- SCHRIFTELIJKE OPDRACHT A
Neem de tekst over Albert-Jan Abma volledig en ongewijzigd over.
※ ※ ※
Een wetenschappelijke benadering van het realiseren van een toekomstbeeld waarin ecologie en economie op elkaar zijn afgestemd; zo wordt het rapport beschreven dat werd opgesteld door Albert-Jan Abma, milieuwetenschapper en werkzaam bij het ministerie van Landbouw, Natuurbehoud en Visserij in Groningen.

Hoewel zelf geen boerenzoon, is Albert-Jan Abma geboren en getogen tussen de Friese koeien in de omgeving van Bolsward (1976). Hij studeerde milieuwetenschappen aan de RUG en schreef het rapport Science of fiction, waarover in september 1999 een symposium werd georganiseerd. ‘Er was veel sympathie voor de voorgestelde ideeën over duurzame ontwikkeling bij het ministerie van Landbouw, Natuurbehoud en Visserij (LNV), de landbouw, het bedrijfsleven en de milieubeweging’. Het leverde hem een baan op bij de Directie Noord van LNV, waar hij zijn onderzoek verder kan voortzetten.
※ ※ ※
- SCHRIFTELIJKE OPDRACHT B
Tel in de vermeldingen de regels waarin de tekenreeks "Limit" voorkomt; hoofdletters en kleine letters tellen als verschillend. Geef alleen het aantal.

(Vermeldingen in een dataset)
※ ※ ※
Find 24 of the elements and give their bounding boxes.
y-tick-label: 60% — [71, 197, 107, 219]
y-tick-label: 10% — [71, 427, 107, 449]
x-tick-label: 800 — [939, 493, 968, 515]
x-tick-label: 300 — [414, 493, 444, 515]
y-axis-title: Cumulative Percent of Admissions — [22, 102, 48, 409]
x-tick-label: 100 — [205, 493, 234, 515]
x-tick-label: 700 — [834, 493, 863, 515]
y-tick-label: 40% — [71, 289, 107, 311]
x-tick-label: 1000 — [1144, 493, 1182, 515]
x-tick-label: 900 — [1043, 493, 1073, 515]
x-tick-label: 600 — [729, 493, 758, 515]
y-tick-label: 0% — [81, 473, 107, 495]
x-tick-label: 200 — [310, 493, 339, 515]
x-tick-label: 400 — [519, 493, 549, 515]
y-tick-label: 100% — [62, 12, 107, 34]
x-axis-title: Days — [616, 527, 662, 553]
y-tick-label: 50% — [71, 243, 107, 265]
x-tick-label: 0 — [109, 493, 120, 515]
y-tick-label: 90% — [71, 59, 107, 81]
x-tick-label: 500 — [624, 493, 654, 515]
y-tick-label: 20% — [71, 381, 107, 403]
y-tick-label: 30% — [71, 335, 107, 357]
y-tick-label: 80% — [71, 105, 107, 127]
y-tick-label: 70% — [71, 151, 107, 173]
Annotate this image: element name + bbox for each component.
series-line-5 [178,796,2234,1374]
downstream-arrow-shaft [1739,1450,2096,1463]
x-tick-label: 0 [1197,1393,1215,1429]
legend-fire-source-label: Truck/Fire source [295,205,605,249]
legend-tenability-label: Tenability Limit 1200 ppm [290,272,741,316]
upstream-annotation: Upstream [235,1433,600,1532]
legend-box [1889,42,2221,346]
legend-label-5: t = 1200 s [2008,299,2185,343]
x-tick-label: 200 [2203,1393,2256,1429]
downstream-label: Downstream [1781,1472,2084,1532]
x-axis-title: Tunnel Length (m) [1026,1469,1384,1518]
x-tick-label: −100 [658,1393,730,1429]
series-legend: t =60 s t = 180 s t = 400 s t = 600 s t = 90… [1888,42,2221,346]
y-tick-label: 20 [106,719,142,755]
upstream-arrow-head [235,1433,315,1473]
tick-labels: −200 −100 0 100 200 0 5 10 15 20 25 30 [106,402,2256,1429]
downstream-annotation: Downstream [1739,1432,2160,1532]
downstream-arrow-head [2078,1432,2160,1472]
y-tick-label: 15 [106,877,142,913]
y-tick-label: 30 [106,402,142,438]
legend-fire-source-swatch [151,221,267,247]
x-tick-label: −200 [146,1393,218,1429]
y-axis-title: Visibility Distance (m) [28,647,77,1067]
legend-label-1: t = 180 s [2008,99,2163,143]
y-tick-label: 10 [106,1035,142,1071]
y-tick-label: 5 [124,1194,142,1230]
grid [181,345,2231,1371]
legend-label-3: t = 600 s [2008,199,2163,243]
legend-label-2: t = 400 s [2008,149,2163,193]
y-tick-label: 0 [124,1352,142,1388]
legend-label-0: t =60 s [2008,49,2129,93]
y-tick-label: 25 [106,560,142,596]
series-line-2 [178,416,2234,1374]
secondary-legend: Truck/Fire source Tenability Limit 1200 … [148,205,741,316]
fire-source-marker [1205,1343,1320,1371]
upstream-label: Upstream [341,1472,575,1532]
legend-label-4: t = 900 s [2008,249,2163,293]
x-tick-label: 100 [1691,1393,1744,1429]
※ ※ ※
- SCHRIFTELIJKE UITWERKING A
Een wetenschappelijke benadering van het realiseren van een toekomstbeeld waarin ecologie en economie op elkaar zijn afgestemd; zo wordt het rapport beschreven dat werd opgesteld door Albert-Jan Abma, milieuwetenschapper en werkzaam bij het ministerie van Landbouw, Natuurbehoud en Visserij in Groningen.

Hoewel zelf geen boerenzoon, is Albert-Jan Abma geboren en getogen tussen de Friese koeien in de omgeving van Bolsward (1976). Hij studeerde milieuwetenschappen aan de RUG en schreef het rapport Science of fiction, waarover in september 1999 een symposium werd georganiseerd. ‘Er was veel sympathie voor de voorgestelde ideeën over duurzame ontwikkeling bij het ministerie van Landbouw, Natuurbehoud en Visserij (LNV), de landbouw, het bedrijfsleven en de milieubeweging’. Het leverde hem een baan op bij de Directie Noord van LNV, waar hij zijn onderzoek verder kan voortzetten.

- SCHRIFTELIJKE UITWERKING B
2